## [Exercise]
Collect every line in the records below that contains the word "text".

## [Supplied records]

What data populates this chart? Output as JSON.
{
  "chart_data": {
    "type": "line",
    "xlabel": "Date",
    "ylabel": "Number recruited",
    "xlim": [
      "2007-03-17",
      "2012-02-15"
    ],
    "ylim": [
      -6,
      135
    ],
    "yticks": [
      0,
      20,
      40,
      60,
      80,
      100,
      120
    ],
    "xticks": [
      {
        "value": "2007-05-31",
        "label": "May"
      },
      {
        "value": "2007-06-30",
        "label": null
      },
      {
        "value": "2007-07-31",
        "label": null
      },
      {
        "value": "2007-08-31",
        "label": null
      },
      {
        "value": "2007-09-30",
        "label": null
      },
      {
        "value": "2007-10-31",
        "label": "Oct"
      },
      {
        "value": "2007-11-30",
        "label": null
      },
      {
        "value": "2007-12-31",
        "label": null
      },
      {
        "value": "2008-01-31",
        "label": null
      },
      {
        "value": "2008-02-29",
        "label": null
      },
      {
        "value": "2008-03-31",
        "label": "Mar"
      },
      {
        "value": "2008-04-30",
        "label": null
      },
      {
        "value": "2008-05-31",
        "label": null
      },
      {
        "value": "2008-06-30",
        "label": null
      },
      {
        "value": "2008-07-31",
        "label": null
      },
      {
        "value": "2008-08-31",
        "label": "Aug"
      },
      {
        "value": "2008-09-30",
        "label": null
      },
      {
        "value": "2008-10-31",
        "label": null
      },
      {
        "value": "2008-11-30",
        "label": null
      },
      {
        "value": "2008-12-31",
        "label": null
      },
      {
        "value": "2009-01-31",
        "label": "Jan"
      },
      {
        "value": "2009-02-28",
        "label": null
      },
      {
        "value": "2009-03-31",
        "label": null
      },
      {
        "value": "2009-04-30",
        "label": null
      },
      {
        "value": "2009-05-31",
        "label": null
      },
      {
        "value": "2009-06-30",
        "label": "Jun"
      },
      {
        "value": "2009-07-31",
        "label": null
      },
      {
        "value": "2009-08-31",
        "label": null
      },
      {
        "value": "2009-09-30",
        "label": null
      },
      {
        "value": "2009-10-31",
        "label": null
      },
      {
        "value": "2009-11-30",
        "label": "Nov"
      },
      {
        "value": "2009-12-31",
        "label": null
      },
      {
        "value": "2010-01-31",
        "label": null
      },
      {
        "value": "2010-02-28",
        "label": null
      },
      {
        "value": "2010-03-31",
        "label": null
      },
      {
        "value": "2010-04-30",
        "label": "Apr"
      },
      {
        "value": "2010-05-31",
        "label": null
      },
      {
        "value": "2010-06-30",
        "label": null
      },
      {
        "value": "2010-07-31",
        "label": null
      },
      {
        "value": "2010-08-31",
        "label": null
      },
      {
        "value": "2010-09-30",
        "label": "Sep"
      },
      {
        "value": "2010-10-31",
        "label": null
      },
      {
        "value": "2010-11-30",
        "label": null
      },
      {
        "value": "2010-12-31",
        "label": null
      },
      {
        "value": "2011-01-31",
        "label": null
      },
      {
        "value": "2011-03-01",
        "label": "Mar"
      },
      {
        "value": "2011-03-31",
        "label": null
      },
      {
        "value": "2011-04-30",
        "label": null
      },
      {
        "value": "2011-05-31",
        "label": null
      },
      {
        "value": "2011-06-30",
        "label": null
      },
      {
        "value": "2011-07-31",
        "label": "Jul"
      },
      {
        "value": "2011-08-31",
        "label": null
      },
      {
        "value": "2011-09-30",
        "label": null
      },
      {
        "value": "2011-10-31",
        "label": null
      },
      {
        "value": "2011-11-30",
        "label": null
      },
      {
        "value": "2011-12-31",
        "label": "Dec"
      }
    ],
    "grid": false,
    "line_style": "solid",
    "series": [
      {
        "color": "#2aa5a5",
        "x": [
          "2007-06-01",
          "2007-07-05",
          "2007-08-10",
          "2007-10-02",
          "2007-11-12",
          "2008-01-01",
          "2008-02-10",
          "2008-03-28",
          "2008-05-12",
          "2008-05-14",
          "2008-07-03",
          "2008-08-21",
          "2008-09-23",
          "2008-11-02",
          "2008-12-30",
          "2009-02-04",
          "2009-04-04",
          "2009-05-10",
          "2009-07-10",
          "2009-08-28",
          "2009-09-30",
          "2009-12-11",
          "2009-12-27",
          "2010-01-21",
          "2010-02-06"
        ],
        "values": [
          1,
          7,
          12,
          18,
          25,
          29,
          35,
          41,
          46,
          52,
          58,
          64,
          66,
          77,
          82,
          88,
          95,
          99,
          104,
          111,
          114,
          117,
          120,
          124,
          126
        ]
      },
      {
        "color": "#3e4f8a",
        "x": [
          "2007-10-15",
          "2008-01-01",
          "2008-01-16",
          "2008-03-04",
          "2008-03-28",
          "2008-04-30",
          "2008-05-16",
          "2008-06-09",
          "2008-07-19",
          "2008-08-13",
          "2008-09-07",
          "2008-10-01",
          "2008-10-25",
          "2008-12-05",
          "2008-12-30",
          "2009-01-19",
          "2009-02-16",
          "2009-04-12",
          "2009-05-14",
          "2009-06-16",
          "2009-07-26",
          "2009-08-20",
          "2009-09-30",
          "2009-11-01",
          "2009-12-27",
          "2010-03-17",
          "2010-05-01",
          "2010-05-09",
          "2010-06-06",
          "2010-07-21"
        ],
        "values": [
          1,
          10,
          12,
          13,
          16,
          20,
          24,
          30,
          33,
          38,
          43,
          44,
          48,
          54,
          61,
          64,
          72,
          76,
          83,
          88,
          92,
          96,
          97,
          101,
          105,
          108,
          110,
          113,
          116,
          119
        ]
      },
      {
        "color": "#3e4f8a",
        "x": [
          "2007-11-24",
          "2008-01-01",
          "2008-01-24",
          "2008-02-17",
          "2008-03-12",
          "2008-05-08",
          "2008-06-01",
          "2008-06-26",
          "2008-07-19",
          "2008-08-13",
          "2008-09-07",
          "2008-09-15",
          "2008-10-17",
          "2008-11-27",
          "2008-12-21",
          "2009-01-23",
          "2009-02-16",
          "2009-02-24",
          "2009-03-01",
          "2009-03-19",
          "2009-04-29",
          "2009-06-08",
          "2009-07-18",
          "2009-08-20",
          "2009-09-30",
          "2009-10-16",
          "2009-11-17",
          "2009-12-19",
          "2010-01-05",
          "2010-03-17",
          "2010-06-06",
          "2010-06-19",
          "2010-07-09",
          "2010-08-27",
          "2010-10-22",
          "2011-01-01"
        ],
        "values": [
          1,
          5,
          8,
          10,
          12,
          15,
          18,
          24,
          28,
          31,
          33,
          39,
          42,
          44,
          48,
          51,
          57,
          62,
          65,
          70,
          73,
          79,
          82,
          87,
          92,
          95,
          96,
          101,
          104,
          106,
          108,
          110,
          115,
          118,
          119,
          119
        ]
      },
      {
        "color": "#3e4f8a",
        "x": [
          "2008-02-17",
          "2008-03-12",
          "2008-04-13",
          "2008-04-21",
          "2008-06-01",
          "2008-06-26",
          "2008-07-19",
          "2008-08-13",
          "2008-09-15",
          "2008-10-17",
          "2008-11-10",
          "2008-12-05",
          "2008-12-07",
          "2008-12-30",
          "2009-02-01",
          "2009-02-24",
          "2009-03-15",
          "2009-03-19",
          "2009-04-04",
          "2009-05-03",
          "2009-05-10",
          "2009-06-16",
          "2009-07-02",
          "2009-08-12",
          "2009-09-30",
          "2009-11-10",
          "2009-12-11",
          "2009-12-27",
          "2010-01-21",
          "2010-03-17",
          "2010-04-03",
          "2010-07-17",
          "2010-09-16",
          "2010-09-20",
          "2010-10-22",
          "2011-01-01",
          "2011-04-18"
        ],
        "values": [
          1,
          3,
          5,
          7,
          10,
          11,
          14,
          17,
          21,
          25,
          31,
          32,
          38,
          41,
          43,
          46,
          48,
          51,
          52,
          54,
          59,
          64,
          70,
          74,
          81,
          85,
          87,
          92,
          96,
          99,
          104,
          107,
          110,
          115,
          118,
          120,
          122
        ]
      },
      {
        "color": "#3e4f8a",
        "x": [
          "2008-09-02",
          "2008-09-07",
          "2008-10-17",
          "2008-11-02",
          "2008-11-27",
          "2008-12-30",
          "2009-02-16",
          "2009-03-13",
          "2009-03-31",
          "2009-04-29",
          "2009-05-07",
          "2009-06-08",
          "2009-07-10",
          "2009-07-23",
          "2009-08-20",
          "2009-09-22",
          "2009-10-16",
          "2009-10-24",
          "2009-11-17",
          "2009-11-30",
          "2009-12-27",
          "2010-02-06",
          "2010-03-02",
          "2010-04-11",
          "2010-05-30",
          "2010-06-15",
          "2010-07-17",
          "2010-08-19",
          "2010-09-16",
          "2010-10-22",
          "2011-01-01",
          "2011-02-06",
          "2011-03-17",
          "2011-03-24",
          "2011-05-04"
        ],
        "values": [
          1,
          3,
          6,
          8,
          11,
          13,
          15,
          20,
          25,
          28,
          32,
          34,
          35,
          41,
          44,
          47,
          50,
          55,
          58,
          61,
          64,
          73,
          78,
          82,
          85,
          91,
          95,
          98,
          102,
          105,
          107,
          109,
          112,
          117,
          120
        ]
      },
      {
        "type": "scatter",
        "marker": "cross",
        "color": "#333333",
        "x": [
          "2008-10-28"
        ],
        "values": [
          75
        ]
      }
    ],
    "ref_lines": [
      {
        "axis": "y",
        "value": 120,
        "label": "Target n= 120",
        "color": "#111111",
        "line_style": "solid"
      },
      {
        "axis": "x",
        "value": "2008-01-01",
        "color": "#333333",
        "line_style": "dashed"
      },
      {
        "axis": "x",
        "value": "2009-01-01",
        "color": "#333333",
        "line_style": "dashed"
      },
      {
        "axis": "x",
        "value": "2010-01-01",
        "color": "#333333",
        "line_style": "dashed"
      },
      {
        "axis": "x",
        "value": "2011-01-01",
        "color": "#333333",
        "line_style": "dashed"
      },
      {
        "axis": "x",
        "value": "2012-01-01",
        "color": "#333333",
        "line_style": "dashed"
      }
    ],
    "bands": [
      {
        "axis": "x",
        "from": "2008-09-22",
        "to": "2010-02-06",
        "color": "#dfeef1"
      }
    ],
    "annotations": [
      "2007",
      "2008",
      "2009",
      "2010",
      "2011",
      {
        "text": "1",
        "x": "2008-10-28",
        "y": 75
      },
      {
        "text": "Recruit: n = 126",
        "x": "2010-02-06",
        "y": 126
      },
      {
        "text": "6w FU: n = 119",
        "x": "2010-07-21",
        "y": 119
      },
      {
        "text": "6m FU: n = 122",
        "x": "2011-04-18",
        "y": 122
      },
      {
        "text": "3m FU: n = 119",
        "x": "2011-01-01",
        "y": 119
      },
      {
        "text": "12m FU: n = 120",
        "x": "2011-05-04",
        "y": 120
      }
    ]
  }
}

## [Finished task]
        "text": "1",
        "text": "Recruit: n = 126",
        "text": "6w FU: n = 119",
        "text": "6m FU: n = 122",
        "text": "3m FU: n = 119",
        "text": "12m FU: n = 120",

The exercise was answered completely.